## Exercise directions:
Find every line in the records below that holds the word "的概率密度为", and copy each one.

## Stored rows:
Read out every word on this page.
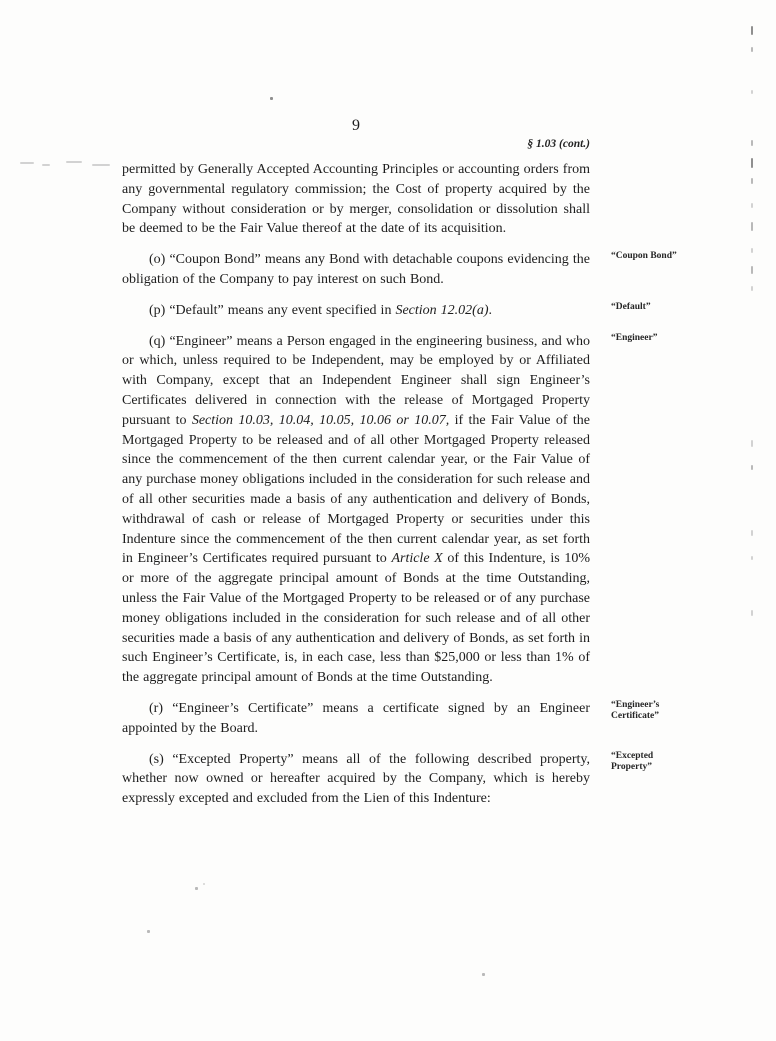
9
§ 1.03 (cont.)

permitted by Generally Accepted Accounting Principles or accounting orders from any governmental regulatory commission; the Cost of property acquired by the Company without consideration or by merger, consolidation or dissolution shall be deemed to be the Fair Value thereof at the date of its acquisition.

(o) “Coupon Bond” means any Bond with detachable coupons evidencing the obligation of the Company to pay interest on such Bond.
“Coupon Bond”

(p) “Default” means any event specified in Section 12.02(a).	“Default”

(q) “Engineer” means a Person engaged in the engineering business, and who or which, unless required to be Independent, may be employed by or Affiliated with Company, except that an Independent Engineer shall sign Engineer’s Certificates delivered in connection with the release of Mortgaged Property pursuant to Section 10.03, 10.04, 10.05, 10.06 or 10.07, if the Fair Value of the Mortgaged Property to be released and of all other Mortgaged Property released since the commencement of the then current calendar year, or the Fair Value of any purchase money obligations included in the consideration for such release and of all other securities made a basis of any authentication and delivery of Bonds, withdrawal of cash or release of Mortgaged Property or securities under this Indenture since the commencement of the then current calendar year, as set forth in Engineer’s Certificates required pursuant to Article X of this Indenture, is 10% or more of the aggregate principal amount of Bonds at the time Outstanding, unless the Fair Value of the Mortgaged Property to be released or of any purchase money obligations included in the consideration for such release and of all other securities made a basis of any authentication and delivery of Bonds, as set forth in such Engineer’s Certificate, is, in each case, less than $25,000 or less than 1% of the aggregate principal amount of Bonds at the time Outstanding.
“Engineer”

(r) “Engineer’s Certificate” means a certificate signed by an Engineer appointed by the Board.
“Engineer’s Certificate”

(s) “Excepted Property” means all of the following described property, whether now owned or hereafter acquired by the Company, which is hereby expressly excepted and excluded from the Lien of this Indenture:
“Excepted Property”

==

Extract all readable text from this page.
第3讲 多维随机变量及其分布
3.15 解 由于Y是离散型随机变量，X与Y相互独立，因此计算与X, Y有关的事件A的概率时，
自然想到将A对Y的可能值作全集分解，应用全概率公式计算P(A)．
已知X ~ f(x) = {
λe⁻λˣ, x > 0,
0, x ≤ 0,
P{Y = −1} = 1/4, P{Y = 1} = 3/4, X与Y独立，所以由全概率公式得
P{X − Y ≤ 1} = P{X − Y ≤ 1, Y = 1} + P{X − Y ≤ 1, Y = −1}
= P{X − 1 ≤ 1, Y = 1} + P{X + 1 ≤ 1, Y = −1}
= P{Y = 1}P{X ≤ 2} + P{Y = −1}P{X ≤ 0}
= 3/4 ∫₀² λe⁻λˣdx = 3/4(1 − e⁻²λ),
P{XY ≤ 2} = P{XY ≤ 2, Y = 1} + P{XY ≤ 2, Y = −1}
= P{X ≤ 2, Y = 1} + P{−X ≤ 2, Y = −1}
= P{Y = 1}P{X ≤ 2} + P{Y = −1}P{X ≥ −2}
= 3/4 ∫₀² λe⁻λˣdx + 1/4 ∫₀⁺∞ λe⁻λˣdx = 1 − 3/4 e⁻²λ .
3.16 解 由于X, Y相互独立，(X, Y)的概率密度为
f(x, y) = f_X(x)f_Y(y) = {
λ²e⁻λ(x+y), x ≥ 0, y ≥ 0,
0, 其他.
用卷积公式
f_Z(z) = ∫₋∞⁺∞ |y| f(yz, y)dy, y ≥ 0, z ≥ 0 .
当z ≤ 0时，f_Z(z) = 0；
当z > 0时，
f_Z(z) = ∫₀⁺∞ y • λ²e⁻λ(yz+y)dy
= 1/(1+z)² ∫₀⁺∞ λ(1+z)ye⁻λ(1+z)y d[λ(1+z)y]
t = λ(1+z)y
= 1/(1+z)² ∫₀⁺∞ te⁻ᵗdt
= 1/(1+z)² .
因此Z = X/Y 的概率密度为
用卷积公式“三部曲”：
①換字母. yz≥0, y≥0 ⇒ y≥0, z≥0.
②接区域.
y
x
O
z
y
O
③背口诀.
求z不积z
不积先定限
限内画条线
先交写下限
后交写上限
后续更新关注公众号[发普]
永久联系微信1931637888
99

...

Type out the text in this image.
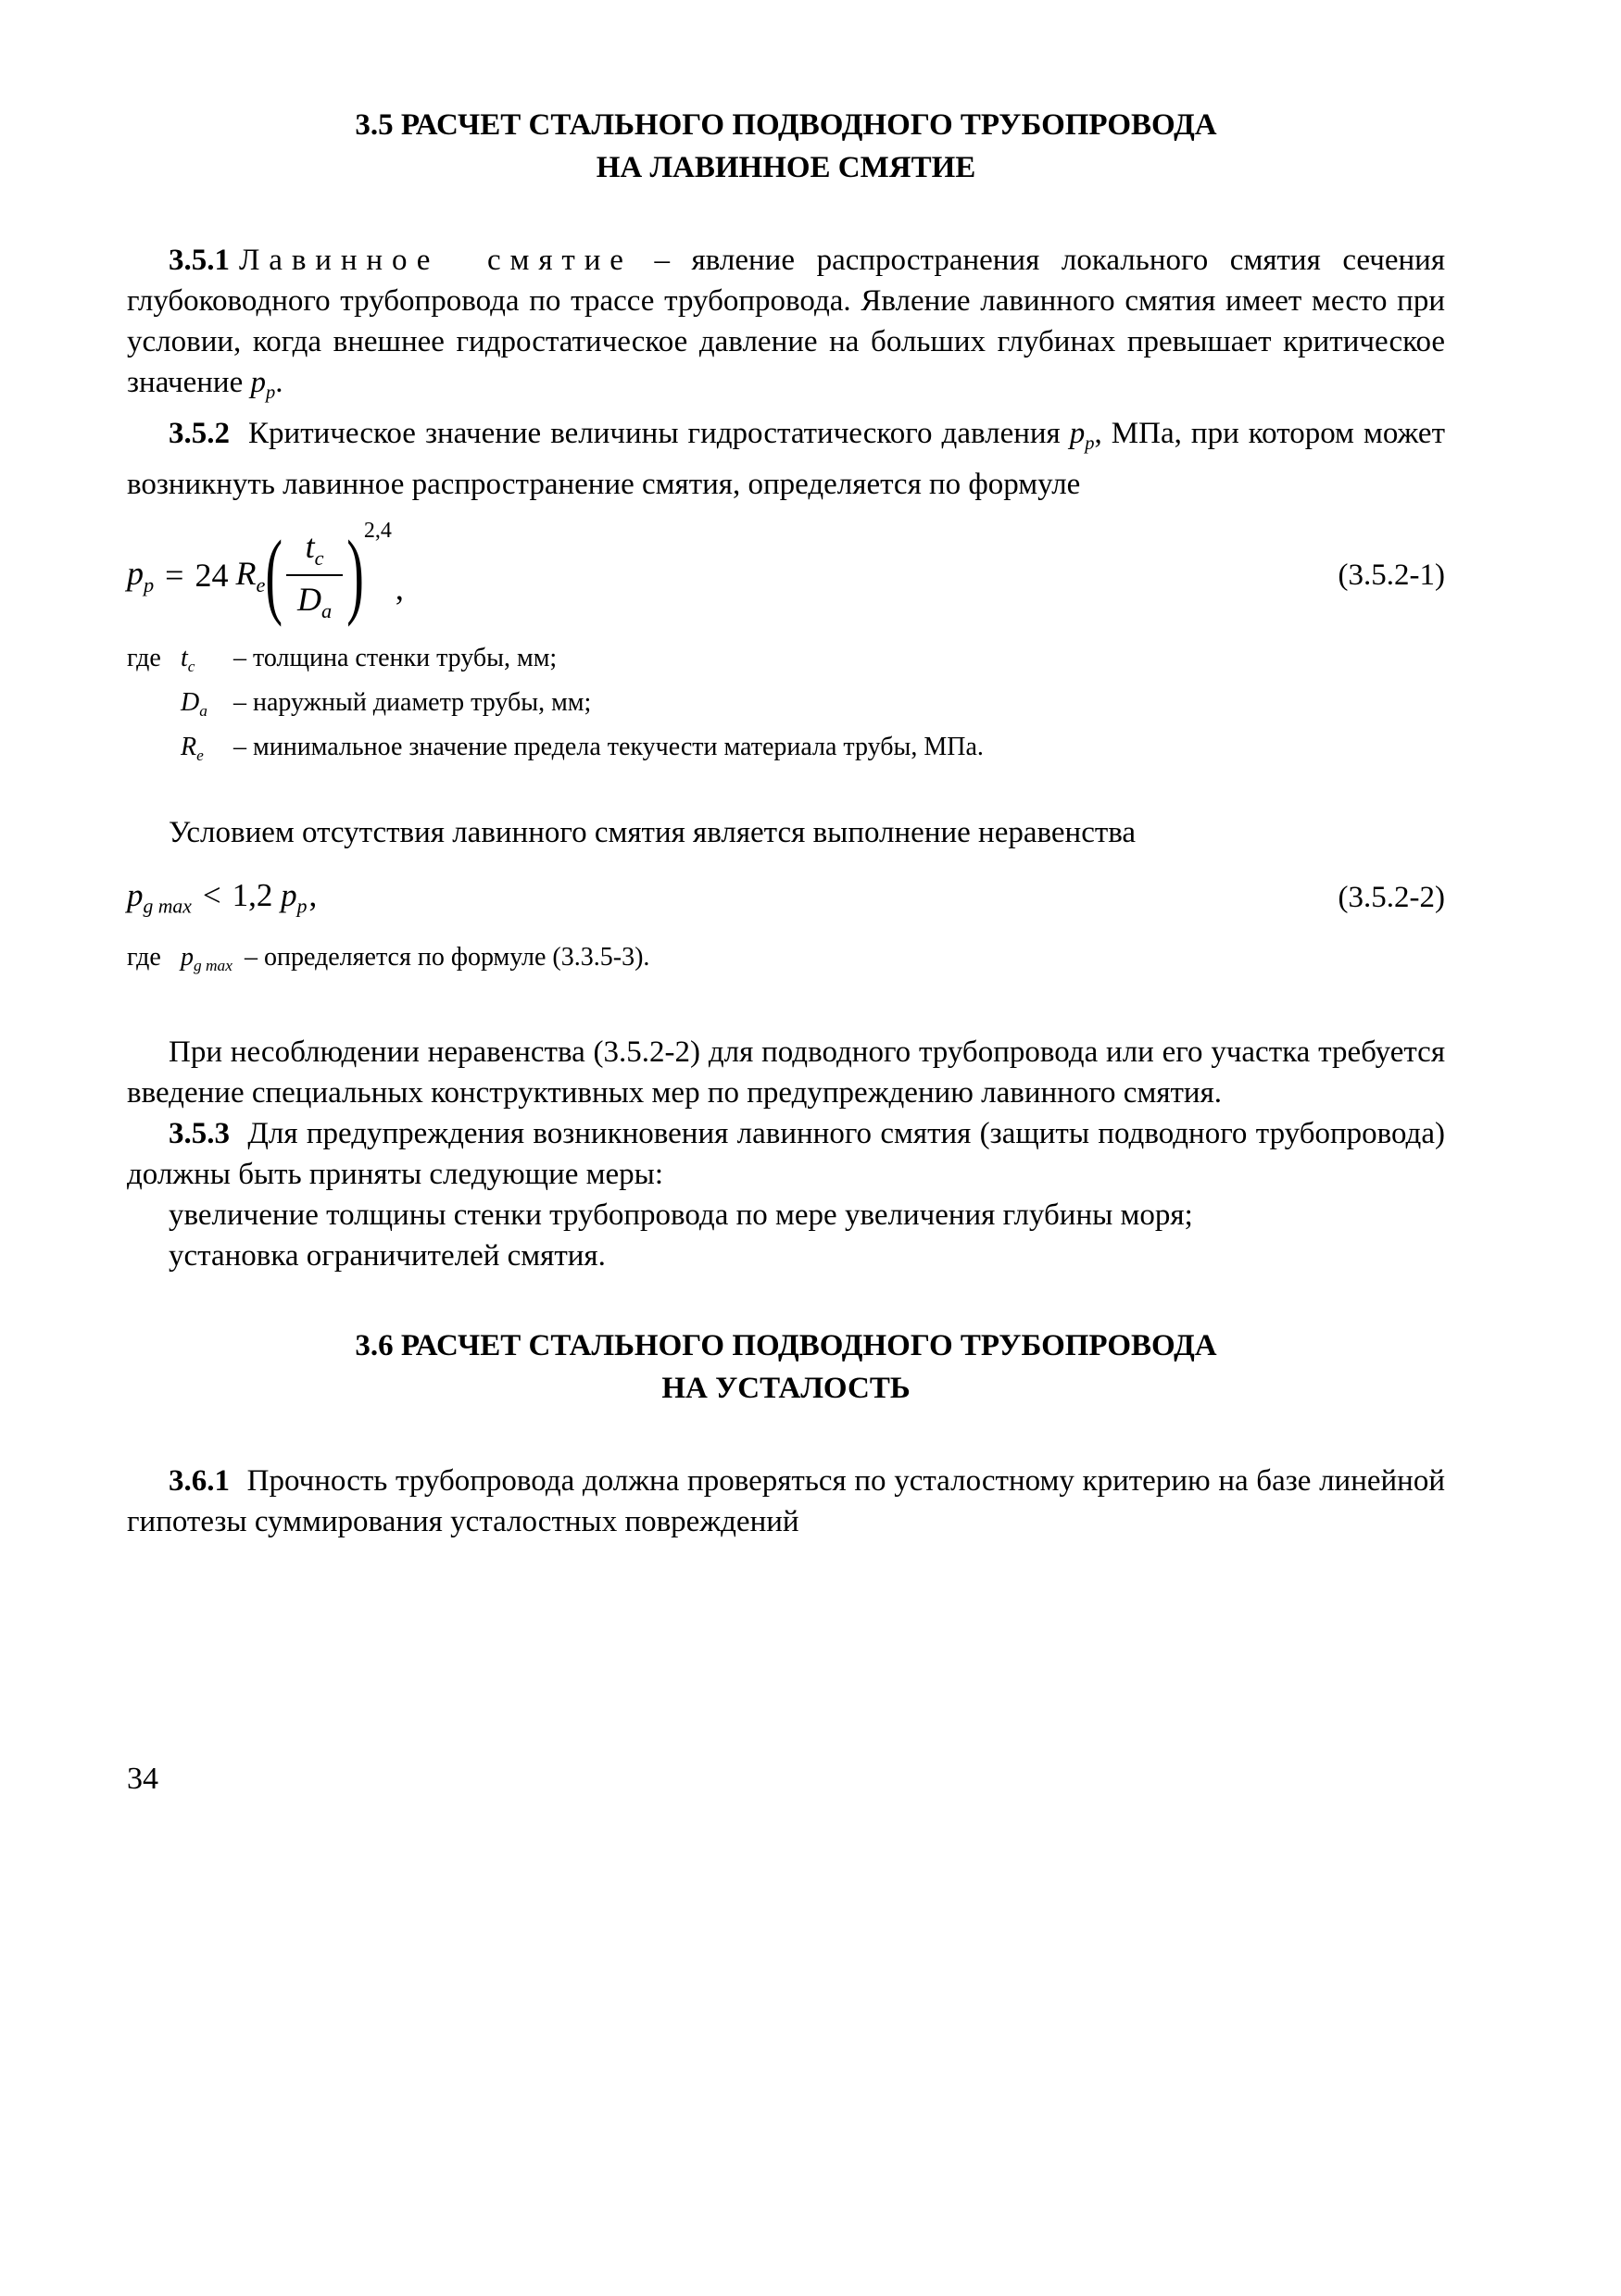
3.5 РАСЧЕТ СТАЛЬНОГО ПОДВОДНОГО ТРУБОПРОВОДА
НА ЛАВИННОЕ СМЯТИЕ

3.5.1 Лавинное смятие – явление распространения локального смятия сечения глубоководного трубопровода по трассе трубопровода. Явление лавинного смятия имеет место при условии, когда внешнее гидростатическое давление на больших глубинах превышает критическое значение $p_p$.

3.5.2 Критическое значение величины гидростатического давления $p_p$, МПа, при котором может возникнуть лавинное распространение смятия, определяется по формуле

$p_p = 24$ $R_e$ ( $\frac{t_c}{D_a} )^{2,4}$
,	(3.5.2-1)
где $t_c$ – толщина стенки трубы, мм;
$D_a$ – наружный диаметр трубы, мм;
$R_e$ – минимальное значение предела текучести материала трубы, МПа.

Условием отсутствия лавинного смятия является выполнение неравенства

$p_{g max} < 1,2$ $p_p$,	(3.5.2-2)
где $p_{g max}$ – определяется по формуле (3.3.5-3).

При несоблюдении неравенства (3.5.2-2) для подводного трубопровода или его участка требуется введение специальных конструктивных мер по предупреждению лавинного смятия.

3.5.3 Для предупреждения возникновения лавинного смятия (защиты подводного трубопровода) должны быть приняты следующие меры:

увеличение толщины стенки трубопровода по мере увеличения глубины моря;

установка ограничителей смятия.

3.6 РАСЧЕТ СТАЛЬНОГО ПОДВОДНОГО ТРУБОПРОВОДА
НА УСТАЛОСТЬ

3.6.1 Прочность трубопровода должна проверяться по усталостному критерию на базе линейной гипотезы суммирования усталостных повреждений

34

## Answer to the exercise:
3.16 解 由于X, Y相互独立，(X, Y)的概率密度为
因此Z = X/Y 的概率密度为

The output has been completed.